Records to use:
++++++++++++++++++++
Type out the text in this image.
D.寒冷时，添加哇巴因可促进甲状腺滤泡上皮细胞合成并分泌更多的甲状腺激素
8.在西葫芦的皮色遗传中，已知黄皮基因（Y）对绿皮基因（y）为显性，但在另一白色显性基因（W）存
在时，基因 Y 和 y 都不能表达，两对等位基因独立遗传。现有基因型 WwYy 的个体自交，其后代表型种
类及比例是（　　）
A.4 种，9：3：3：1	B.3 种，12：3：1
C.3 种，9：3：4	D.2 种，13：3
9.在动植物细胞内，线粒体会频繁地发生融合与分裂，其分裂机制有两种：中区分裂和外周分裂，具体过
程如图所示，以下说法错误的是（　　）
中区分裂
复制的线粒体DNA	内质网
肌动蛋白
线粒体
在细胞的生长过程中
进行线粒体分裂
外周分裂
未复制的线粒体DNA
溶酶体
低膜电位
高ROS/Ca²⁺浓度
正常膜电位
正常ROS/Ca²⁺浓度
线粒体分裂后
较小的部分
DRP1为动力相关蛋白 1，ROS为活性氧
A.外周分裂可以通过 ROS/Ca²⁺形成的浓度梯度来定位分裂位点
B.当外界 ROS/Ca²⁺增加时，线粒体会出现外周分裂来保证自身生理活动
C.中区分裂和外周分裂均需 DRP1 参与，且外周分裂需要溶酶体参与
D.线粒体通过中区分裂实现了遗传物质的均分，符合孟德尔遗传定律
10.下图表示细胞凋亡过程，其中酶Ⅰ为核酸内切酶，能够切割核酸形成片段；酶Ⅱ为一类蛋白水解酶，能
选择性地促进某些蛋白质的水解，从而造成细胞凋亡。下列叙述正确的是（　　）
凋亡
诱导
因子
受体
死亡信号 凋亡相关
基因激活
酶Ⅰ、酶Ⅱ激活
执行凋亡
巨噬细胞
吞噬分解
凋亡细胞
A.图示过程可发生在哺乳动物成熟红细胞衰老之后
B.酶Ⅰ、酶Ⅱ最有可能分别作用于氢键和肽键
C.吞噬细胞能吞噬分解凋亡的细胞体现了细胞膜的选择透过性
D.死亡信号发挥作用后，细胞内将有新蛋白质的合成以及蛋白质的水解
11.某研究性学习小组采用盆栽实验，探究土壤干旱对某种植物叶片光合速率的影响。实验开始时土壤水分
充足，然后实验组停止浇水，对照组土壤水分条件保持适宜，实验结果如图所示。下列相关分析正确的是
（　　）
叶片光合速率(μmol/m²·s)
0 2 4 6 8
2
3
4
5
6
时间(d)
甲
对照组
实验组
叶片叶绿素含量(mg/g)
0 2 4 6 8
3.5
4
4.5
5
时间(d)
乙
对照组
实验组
++++++++++++++++++++
Aim: All the entries above need to be reproduced exactly.

Exercise solution:
Type out the text in this image.
D.寒冷时，添加哇巴因可促进甲状腺滤泡上皮细胞合成并分泌更多的甲状腺激素
8.在西葫芦的皮色遗传中，已知黄皮基因（Y）对绿皮基因（y）为显性，但在另一白色显性基因（W）存
在时，基因 Y 和 y 都不能表达，两对等位基因独立遗传。现有基因型 WwYy 的个体自交，其后代表型种
类及比例是（　　）
A.4 种，9：3：3：1	B.3 种，12：3：1
C.3 种，9：3：4	D.2 种，13：3
9.在动植物细胞内，线粒体会频繁地发生融合与分裂，其分裂机制有两种：中区分裂和外周分裂，具体过
程如图所示，以下说法错误的是（　　）
中区分裂
复制的线粒体DNA	内质网
肌动蛋白
线粒体
在细胞的生长过程中
进行线粒体分裂
外周分裂
未复制的线粒体DNA
溶酶体
低膜电位
高ROS/Ca²⁺浓度
正常膜电位
正常ROS/Ca²⁺浓度
线粒体分裂后
较小的部分
DRP1为动力相关蛋白 1，ROS为活性氧
A.外周分裂可以通过 ROS/Ca²⁺形成的浓度梯度来定位分裂位点
B.当外界 ROS/Ca²⁺增加时，线粒体会出现外周分裂来保证自身生理活动
C.中区分裂和外周分裂均需 DRP1 参与，且外周分裂需要溶酶体参与
D.线粒体通过中区分裂实现了遗传物质的均分，符合孟德尔遗传定律
10.下图表示细胞凋亡过程，其中酶Ⅰ为核酸内切酶，能够切割核酸形成片段；酶Ⅱ为一类蛋白水解酶，能
选择性地促进某些蛋白质的水解，从而造成细胞凋亡。下列叙述正确的是（　　）
凋亡
诱导
因子
受体
死亡信号 凋亡相关
基因激活
酶Ⅰ、酶Ⅱ激活
执行凋亡
巨噬细胞
吞噬分解
凋亡细胞
A.图示过程可发生在哺乳动物成熟红细胞衰老之后
B.酶Ⅰ、酶Ⅱ最有可能分别作用于氢键和肽键
C.吞噬细胞能吞噬分解凋亡的细胞体现了细胞膜的选择透过性
D.死亡信号发挥作用后，细胞内将有新蛋白质的合成以及蛋白质的水解
11.某研究性学习小组采用盆栽实验，探究土壤干旱对某种植物叶片光合速率的影响。实验开始时土壤水分
充足，然后实验组停止浇水，对照组土壤水分条件保持适宜，实验结果如图所示。下列相关分析正确的是
（　　）
叶片光合速率(μmol/m²·s)
0 2 4 6 8
2
3
4
5
6
时间(d)
甲
对照组
实验组
叶片叶绿素含量(mg/g)
0 2 4 6 8
3.5
4
4.5
5
时间(d)
乙
对照组
实验组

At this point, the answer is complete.